-- What is expected --
From the entries that follow, extract each line holding the string "color".

(Dataset records)

- - -

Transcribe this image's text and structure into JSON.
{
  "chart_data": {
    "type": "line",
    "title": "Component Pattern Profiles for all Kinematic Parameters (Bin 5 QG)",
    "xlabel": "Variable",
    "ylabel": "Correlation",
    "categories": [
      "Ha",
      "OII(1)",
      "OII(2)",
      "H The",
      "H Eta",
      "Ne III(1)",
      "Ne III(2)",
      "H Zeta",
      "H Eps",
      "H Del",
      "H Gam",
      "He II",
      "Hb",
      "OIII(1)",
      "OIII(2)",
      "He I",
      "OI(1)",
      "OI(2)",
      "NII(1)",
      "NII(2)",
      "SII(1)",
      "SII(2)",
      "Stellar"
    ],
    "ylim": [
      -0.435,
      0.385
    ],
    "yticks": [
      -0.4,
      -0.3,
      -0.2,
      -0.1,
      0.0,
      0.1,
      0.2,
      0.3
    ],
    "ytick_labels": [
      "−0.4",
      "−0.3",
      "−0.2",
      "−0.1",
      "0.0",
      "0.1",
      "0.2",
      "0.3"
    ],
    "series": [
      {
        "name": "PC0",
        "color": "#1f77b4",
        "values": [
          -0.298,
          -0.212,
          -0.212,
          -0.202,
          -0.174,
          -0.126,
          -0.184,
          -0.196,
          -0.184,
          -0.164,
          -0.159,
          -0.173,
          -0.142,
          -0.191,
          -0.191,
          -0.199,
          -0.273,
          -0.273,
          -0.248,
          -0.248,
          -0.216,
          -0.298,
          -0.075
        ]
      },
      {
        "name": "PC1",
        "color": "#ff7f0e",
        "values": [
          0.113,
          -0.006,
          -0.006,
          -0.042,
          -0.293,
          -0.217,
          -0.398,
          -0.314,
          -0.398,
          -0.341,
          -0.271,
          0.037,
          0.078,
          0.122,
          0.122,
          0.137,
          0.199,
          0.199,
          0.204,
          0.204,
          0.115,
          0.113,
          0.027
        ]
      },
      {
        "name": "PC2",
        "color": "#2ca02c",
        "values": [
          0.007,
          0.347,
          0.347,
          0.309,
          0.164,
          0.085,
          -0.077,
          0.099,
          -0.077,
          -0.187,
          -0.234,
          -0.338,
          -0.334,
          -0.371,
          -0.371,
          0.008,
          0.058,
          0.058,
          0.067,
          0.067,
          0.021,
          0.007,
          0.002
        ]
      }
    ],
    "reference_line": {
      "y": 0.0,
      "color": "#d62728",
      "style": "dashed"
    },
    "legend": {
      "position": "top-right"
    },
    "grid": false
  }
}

- - -

-- Right answer --
        "color": "#1f77b4",
        "color": "#ff7f0e",
        "color": "#2ca02c",
      "color": "#d62728",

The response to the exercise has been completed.